■ **The request**:
Look through the material and copy each line holding "relative".

[Part of a data file]

━━━━

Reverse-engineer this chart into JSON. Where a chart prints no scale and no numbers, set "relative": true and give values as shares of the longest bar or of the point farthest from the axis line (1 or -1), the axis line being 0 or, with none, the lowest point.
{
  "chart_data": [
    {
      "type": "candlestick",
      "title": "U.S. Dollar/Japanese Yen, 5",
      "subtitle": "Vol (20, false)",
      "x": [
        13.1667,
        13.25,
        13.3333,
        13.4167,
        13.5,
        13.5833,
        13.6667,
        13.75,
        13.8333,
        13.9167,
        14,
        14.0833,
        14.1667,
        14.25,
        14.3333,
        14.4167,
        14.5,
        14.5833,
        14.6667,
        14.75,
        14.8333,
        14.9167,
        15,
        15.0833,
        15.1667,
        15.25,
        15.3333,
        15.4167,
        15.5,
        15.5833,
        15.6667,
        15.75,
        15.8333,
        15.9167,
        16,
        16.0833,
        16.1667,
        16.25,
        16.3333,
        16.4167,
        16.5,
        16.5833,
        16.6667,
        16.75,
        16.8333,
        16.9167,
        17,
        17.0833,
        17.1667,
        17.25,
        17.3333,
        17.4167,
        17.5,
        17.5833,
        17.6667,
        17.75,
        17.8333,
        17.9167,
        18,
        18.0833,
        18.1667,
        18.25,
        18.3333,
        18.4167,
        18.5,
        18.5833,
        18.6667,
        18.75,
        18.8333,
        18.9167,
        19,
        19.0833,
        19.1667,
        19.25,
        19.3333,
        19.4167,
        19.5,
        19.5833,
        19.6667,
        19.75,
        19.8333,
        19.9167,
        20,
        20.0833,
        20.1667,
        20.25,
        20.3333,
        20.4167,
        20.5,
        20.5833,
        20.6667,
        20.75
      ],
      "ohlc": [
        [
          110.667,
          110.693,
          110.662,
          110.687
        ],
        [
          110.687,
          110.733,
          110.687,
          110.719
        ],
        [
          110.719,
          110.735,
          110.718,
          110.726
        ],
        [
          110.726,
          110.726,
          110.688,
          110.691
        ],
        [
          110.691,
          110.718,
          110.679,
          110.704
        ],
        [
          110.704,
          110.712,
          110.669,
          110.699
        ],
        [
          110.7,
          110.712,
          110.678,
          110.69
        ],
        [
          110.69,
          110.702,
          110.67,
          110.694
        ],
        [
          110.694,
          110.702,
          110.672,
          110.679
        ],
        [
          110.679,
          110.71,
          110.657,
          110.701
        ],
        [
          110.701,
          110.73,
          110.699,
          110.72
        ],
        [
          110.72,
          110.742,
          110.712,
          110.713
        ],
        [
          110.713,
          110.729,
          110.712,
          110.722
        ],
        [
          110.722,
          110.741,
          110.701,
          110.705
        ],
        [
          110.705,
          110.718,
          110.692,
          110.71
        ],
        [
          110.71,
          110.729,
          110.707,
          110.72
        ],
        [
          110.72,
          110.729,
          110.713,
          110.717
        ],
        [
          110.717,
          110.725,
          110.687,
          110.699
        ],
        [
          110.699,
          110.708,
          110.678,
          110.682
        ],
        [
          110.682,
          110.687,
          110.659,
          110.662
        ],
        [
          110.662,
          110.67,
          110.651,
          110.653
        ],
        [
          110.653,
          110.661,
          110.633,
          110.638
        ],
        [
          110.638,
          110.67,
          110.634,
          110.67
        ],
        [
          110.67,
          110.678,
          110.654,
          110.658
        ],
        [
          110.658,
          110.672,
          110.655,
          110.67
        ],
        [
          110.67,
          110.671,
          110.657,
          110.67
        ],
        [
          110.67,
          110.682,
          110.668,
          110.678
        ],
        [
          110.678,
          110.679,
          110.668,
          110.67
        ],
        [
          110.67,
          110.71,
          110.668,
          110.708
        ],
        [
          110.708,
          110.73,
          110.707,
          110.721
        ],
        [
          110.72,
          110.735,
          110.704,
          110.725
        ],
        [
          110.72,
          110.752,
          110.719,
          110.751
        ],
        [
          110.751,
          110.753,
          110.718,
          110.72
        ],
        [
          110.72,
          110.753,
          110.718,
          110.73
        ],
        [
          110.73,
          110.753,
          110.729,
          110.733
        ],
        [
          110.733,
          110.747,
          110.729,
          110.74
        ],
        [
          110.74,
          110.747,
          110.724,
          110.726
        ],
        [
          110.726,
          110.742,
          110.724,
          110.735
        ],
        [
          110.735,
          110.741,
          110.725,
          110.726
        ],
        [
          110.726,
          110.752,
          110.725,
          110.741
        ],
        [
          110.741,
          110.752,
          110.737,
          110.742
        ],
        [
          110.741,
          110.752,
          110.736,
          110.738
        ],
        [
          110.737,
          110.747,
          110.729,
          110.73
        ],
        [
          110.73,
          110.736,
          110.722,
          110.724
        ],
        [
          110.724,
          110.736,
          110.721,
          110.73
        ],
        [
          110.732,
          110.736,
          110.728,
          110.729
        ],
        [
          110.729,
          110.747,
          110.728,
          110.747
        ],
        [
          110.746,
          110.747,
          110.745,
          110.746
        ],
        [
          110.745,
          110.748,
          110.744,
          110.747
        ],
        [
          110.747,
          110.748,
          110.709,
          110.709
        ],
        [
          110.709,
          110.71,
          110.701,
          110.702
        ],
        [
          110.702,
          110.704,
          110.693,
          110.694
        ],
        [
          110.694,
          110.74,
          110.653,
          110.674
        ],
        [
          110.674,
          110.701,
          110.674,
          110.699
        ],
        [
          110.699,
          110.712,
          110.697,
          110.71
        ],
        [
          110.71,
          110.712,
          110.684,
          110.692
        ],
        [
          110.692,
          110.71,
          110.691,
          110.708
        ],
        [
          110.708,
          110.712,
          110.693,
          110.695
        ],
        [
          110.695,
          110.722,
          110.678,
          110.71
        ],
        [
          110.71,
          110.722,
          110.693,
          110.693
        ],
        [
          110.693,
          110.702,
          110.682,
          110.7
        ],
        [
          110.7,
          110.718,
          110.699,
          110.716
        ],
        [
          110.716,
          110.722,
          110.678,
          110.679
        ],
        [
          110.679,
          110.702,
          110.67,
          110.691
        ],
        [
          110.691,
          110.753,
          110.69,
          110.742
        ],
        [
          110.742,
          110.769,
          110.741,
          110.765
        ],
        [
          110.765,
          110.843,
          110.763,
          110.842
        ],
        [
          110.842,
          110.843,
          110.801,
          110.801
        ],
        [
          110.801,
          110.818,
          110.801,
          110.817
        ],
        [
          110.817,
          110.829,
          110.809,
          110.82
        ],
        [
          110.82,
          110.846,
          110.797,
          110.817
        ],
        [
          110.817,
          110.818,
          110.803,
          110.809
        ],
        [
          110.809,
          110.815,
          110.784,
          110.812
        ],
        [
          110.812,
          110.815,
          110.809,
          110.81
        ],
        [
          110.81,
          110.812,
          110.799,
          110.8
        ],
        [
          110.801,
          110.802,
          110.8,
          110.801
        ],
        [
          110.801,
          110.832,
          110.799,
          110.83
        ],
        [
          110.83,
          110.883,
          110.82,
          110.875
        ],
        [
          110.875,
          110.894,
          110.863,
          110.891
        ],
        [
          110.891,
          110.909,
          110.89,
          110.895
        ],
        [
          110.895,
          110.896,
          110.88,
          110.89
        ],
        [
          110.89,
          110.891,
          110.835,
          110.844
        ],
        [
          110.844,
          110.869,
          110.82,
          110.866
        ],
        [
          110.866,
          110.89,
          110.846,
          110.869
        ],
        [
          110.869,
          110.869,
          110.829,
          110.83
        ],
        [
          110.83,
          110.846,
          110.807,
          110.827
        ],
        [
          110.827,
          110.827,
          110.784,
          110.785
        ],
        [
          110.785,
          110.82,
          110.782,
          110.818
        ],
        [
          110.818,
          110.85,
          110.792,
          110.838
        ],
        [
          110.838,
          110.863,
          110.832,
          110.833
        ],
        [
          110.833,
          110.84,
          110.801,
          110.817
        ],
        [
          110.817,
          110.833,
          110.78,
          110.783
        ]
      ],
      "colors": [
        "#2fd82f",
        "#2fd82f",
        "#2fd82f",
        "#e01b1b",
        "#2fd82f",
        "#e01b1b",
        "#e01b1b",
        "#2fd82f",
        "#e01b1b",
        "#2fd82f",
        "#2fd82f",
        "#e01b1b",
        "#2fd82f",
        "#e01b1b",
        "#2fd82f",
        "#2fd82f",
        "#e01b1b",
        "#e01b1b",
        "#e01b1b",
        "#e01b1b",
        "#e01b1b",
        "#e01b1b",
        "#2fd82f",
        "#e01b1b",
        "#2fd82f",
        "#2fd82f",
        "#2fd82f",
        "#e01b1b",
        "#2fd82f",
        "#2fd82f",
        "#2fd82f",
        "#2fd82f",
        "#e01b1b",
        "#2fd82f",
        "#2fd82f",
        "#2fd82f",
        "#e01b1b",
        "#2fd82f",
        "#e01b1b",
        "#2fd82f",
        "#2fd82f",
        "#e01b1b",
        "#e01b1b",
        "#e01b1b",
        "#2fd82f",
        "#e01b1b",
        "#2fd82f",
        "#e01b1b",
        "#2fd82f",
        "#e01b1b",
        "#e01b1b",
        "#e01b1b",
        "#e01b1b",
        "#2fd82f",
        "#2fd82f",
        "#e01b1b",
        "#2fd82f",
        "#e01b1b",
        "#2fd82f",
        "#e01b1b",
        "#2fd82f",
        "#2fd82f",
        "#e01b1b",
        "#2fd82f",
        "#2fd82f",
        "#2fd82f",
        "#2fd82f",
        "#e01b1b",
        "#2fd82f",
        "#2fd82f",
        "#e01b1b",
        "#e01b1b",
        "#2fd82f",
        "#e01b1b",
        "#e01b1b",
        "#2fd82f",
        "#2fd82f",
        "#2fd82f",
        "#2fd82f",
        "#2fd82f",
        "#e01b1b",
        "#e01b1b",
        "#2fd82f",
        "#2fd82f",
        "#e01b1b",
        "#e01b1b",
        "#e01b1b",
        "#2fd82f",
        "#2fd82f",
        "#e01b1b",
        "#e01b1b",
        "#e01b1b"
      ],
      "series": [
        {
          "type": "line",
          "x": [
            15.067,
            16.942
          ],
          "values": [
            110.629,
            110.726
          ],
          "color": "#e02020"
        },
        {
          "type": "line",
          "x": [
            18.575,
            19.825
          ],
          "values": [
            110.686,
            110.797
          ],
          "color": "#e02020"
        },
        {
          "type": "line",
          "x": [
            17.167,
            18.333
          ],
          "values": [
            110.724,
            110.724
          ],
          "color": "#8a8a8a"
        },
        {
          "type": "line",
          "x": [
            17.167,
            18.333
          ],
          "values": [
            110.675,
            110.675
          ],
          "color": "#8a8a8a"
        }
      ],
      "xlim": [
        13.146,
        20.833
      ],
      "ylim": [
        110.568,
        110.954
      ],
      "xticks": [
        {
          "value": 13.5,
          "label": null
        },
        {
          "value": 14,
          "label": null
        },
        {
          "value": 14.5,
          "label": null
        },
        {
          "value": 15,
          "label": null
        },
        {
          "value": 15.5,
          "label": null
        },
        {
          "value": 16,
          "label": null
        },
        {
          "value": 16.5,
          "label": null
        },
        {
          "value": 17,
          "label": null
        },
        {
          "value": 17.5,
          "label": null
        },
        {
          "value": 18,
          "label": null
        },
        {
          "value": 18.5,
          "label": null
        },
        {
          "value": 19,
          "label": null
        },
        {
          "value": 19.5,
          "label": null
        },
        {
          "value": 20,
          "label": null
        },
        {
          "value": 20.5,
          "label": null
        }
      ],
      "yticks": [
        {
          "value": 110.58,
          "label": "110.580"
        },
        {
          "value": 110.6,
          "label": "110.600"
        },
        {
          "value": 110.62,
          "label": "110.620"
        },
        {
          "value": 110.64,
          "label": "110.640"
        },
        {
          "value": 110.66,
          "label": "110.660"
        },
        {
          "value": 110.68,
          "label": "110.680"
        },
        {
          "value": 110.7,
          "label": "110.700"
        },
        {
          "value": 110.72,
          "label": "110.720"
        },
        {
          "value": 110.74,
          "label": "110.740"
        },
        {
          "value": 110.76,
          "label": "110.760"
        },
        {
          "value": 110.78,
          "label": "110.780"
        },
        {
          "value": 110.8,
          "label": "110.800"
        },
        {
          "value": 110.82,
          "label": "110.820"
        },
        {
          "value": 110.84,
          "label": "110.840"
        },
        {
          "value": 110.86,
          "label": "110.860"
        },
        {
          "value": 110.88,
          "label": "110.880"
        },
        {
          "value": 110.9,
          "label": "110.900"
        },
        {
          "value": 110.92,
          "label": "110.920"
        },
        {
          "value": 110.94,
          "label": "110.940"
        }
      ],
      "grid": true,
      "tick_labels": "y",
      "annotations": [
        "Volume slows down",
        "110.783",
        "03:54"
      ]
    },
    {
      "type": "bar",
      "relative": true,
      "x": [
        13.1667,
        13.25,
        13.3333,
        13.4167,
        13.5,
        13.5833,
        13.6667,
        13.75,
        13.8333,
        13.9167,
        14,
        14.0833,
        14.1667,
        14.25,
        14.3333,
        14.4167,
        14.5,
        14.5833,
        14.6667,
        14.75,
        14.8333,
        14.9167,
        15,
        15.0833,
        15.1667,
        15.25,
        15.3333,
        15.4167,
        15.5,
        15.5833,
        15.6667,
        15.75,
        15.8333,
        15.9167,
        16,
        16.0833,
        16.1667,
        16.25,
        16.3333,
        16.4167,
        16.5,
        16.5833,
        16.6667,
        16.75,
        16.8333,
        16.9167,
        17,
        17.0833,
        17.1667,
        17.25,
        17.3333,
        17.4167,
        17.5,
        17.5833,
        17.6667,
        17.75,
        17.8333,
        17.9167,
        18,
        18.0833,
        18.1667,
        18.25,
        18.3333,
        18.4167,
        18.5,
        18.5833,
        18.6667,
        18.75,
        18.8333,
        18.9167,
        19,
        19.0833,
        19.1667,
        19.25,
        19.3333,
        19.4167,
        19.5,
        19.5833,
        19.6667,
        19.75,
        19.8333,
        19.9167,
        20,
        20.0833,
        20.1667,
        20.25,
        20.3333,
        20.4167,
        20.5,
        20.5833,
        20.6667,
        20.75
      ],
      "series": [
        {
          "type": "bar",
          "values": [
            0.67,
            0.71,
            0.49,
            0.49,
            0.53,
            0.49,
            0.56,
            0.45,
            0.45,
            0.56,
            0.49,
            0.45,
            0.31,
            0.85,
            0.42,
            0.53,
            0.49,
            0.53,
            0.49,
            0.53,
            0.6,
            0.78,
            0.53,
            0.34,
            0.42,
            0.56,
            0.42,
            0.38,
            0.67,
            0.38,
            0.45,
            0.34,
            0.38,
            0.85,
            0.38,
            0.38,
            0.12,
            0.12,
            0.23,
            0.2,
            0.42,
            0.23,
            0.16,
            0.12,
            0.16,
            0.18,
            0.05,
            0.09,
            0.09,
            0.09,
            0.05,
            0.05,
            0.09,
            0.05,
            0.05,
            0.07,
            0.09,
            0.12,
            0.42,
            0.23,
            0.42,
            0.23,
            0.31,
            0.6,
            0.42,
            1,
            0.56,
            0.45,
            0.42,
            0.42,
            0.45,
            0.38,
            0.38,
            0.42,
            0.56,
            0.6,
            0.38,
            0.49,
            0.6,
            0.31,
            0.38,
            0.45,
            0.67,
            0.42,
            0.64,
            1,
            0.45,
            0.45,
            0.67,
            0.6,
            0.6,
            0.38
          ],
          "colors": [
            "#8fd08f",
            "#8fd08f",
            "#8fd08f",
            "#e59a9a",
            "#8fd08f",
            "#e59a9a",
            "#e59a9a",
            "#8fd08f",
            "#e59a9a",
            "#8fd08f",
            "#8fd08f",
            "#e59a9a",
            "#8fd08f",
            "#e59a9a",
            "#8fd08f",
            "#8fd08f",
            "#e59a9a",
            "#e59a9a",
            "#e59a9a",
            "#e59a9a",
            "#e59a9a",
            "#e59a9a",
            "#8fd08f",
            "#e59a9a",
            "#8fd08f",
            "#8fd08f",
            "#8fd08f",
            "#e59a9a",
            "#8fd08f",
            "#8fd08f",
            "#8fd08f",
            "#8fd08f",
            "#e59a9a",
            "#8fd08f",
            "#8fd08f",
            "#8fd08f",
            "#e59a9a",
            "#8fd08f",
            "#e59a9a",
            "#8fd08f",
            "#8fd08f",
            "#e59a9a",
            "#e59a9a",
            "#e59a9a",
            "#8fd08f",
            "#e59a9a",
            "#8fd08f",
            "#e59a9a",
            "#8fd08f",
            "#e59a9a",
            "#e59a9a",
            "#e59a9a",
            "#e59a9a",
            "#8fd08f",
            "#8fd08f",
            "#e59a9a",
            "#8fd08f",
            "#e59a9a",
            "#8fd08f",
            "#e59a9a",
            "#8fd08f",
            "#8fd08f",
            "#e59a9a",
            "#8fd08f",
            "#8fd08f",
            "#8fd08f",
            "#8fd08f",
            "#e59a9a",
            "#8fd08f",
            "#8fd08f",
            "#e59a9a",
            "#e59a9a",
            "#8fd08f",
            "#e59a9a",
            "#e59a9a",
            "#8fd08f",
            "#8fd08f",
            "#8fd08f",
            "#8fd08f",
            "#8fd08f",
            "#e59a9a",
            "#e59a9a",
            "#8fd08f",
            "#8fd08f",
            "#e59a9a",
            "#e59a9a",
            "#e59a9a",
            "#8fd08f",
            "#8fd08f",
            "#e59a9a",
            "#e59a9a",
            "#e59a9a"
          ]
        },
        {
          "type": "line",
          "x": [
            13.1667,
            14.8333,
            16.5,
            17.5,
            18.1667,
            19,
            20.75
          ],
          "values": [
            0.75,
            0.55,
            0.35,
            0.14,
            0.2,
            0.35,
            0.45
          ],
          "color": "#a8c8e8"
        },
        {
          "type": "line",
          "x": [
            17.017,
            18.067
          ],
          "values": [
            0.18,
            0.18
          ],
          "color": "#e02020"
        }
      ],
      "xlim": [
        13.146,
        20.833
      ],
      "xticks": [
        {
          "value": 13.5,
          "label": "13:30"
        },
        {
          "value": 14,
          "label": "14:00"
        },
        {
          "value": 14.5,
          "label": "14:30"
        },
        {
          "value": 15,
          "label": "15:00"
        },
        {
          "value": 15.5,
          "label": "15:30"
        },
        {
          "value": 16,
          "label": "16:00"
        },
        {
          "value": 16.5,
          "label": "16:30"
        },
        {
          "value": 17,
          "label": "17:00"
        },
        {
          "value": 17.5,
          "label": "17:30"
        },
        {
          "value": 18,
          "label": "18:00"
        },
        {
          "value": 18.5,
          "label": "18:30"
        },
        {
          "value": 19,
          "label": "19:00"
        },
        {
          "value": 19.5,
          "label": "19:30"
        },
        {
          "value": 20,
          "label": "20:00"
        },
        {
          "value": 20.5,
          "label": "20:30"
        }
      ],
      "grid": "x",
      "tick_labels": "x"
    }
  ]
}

━━━━

■ **Answer for the task**:
Reverse-engineer this chart into JSON. Where a chart prints no scale and no numbers, set "relative": true and give values as shares of the longest bar or of the point farthest from the axis line (1 or -1), the axis line being 0 or, with none, the lowest point.
      "relative": true,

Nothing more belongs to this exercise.